- What is asked
Spot each line in the records below where the word "rate" occurs, then copy it.

- Extracted records

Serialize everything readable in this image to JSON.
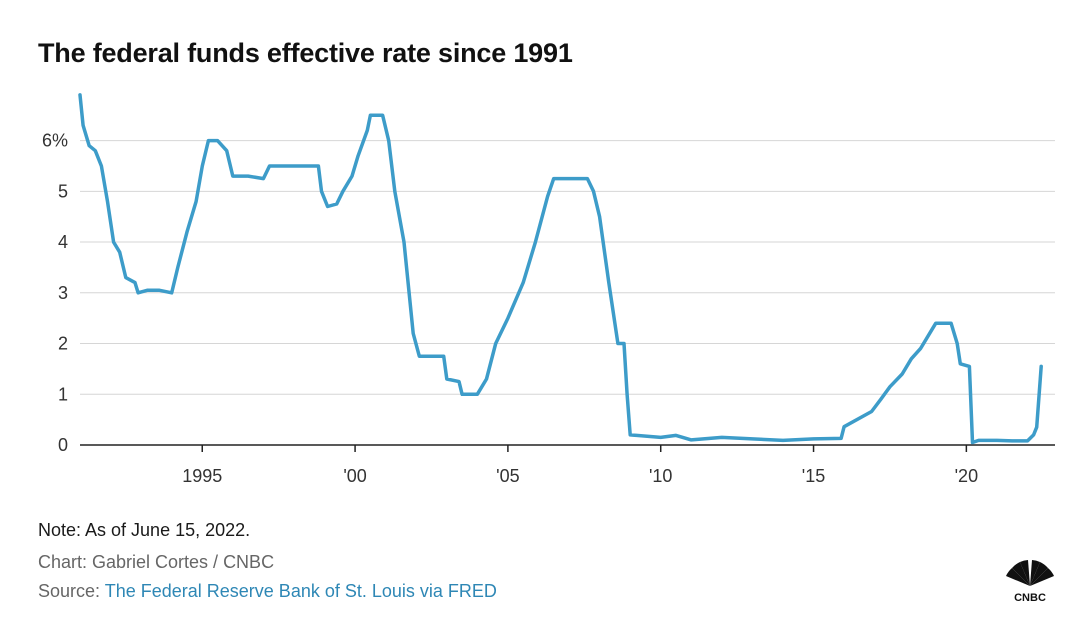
{
  "title": "The federal funds effective rate since 1991",
  "footer": {
    "note": "Note: As of June 15, 2022.",
    "credit": "Chart: Gabriel Cortes / CNBC",
    "source_label": "Source:",
    "source_link": "The Federal Reserve Bank of St. Louis via FRED"
  },
  "logo_text": "CNBC",
  "colors": {
    "line": "#3d9cc9",
    "grid": "#d6d6d6",
    "axis": "#222222",
    "link": "#2e87b5"
  },
  "chart_data": {
    "type": "line",
    "title": "The federal funds effective rate since 1991",
    "xlabel": "",
    "ylabel": "",
    "xlim": [
      1991,
      2022.9
    ],
    "ylim": [
      0,
      6.8
    ],
    "grid": true,
    "ytick_values": [
      0,
      1,
      2,
      3,
      4,
      5,
      6
    ],
    "ytick_labels": [
      "0",
      "1",
      "2",
      "3",
      "4",
      "5",
      "6%"
    ],
    "xtick_values": [
      1995,
      2000,
      2005,
      2010,
      2015,
      2020
    ],
    "xtick_labels": [
      "1995",
      "'00",
      "'05",
      "'10",
      "'15",
      "'20"
    ],
    "series": [
      {
        "x": [
          1991.0,
          1991.1,
          1991.3,
          1991.5,
          1991.7,
          1991.9,
          1992.1,
          1992.3,
          1992.5,
          1992.8,
          1992.9,
          1993.2,
          1993.6,
          1994.0,
          1994.2,
          1994.5,
          1994.8,
          1995.0,
          1995.2,
          1995.5,
          1995.8,
          1996.0,
          1996.5,
          1997.0,
          1997.2,
          1997.5,
          1998.0,
          1998.5,
          1998.8,
          1998.9,
          1999.1,
          1999.4,
          1999.6,
          1999.9,
          2000.1,
          2000.4,
          2000.5,
          2000.9,
          2001.1,
          2001.3,
          2001.6,
          2001.9,
          2002.1,
          2002.9,
          2003.0,
          2003.4,
          2003.5,
          2004.0,
          2004.3,
          2004.6,
          2005.0,
          2005.5,
          2005.9,
          2006.3,
          2006.5,
          2007.6,
          2007.8,
          2008.0,
          2008.3,
          2008.6,
          2008.8,
          2008.9,
          2009.0,
          2010.0,
          2010.5,
          2011.0,
          2012.0,
          2013.0,
          2014.0,
          2015.0,
          2015.9,
          2016.0,
          2016.9,
          2017.2,
          2017.5,
          2017.9,
          2018.2,
          2018.5,
          2018.9,
          2019.0,
          2019.5,
          2019.7,
          2019.8,
          2020.1,
          2020.2,
          2020.4,
          2021.0,
          2021.5,
          2022.0,
          2022.2,
          2022.3,
          2022.45
        ],
        "values": [
          6.9,
          6.3,
          5.9,
          5.8,
          5.5,
          4.8,
          4.0,
          3.8,
          3.3,
          3.2,
          3.0,
          3.05,
          3.05,
          3.0,
          3.5,
          4.2,
          4.8,
          5.5,
          6.0,
          6.0,
          5.8,
          5.3,
          5.3,
          5.25,
          5.5,
          5.5,
          5.5,
          5.5,
          5.5,
          5.0,
          4.7,
          4.75,
          5.0,
          5.3,
          5.7,
          6.2,
          6.5,
          6.5,
          6.0,
          5.0,
          4.0,
          2.2,
          1.75,
          1.75,
          1.3,
          1.25,
          1.0,
          1.0,
          1.3,
          2.0,
          2.5,
          3.2,
          4.0,
          4.9,
          5.25,
          5.25,
          5.0,
          4.5,
          3.2,
          2.0,
          2.0,
          1.0,
          0.2,
          0.15,
          0.19,
          0.1,
          0.15,
          0.12,
          0.09,
          0.12,
          0.13,
          0.36,
          0.66,
          0.9,
          1.15,
          1.4,
          1.7,
          1.9,
          2.3,
          2.4,
          2.4,
          2.0,
          1.6,
          1.55,
          0.05,
          0.09,
          0.09,
          0.08,
          0.08,
          0.2,
          0.35,
          1.55
        ]
      }
    ]
  }
}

- Answer for this exercise
  "title": "The federal funds effective rate since 1991",
    "title": "The federal funds effective rate since 1991",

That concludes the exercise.